> **WORK REQUIRED**:
Copy each line that holds "nSingle".

— START OF LISTED ENTRIES —

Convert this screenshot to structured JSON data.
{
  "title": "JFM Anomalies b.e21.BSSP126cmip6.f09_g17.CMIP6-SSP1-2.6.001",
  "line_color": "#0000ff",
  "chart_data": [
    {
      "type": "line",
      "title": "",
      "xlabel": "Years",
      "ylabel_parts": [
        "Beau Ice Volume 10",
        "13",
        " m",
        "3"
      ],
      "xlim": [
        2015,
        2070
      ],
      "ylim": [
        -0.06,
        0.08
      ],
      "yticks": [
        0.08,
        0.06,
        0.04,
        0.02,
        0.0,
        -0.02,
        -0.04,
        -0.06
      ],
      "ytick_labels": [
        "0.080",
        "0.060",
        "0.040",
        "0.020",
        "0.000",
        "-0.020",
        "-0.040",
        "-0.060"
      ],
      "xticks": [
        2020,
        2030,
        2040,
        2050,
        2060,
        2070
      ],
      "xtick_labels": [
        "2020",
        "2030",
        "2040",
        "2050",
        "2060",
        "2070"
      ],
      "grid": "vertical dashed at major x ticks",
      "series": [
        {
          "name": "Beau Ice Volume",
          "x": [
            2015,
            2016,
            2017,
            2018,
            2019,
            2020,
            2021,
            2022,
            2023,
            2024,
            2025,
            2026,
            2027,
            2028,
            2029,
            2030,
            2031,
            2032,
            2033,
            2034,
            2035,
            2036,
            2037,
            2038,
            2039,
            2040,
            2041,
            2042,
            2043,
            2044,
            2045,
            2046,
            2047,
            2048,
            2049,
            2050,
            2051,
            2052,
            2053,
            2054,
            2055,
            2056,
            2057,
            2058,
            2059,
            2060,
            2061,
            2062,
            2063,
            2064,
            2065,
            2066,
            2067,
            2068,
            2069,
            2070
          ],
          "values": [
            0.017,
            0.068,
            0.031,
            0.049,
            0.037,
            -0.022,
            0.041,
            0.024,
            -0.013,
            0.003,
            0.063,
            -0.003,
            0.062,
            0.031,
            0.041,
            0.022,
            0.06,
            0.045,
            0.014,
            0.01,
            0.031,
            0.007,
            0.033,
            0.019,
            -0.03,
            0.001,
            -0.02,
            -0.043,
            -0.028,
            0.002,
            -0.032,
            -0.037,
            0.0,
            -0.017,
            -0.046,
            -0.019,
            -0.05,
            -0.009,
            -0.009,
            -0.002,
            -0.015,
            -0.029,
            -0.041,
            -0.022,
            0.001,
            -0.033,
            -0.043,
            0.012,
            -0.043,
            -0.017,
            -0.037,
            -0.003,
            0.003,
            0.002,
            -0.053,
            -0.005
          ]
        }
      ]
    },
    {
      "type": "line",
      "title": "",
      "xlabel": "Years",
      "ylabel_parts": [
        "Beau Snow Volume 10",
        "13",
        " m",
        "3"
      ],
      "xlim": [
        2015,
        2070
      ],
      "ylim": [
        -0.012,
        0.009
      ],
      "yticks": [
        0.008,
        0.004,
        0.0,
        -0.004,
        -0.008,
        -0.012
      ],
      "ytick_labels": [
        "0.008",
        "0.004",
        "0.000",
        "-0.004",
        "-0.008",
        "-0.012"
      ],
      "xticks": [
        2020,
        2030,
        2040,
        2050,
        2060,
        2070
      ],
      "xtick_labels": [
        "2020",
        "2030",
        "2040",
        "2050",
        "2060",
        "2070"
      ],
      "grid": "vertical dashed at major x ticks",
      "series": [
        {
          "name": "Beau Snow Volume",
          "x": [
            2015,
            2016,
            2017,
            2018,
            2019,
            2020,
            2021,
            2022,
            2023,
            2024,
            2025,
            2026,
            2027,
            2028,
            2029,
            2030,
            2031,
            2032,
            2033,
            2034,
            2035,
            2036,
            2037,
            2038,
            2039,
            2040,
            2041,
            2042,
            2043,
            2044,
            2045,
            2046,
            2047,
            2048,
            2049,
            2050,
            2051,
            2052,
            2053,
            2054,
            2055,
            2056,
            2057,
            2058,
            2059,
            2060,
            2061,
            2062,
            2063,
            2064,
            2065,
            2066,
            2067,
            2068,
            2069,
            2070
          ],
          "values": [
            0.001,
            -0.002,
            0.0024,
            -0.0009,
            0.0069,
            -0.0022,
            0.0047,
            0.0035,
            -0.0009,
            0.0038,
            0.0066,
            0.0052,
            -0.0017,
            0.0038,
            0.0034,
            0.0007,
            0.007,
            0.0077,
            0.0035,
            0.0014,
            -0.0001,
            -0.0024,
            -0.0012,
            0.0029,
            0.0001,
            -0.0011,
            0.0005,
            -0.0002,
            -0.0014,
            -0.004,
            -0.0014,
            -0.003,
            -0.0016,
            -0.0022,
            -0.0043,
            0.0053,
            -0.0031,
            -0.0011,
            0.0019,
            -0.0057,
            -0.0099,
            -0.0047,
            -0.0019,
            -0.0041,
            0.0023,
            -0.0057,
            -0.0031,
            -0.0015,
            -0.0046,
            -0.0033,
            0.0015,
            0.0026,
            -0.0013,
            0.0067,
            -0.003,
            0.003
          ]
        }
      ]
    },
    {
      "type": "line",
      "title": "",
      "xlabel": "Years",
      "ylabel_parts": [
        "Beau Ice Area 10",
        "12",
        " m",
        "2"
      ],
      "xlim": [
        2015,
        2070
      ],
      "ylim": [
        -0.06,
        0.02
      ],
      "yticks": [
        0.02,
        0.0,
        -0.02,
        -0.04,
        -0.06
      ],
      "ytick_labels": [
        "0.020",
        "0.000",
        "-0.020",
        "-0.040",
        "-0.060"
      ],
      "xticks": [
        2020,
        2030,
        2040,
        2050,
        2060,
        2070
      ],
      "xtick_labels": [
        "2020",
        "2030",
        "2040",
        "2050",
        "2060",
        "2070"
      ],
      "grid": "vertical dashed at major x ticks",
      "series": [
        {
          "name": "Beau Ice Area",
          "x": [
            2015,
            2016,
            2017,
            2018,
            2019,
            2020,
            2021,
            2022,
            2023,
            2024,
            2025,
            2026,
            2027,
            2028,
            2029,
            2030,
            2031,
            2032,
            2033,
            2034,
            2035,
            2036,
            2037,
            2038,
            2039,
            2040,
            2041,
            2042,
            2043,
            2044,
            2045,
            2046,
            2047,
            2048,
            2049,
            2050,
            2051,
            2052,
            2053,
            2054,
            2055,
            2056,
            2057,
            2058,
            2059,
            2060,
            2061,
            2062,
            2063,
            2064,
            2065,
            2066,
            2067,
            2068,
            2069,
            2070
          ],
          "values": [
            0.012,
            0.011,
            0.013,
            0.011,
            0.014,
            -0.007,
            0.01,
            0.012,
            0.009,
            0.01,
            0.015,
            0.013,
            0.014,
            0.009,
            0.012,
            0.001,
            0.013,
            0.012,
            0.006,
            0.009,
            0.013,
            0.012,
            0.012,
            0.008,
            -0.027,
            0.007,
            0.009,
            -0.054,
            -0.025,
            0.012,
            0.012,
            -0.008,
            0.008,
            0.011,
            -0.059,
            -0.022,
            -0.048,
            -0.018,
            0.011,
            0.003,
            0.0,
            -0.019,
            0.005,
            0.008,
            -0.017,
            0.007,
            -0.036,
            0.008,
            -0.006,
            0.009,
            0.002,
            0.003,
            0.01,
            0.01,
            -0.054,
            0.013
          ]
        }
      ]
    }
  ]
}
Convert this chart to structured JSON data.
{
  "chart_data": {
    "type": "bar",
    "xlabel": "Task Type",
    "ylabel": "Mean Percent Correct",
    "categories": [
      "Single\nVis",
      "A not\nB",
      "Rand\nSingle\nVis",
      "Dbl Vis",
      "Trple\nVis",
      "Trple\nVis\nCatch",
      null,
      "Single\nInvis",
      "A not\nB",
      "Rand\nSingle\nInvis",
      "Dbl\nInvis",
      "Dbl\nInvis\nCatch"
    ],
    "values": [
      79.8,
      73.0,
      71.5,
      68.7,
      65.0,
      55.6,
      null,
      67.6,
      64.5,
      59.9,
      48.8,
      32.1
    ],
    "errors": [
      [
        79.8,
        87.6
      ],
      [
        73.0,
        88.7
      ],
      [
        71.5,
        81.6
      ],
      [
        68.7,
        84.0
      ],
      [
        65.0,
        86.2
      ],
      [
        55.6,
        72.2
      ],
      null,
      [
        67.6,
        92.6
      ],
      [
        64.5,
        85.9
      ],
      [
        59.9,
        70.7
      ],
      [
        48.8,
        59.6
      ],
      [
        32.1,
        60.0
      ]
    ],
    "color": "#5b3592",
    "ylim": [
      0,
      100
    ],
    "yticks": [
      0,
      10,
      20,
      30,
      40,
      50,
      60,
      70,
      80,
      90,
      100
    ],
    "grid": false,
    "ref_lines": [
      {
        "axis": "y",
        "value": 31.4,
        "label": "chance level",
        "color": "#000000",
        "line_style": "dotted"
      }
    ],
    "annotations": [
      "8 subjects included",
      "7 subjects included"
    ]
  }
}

— END OF LISTED ENTRIES —

> **CORRECT RESULT**:
      "Rand\nSingle\nVis",
      "Rand\nSingle\nInvis",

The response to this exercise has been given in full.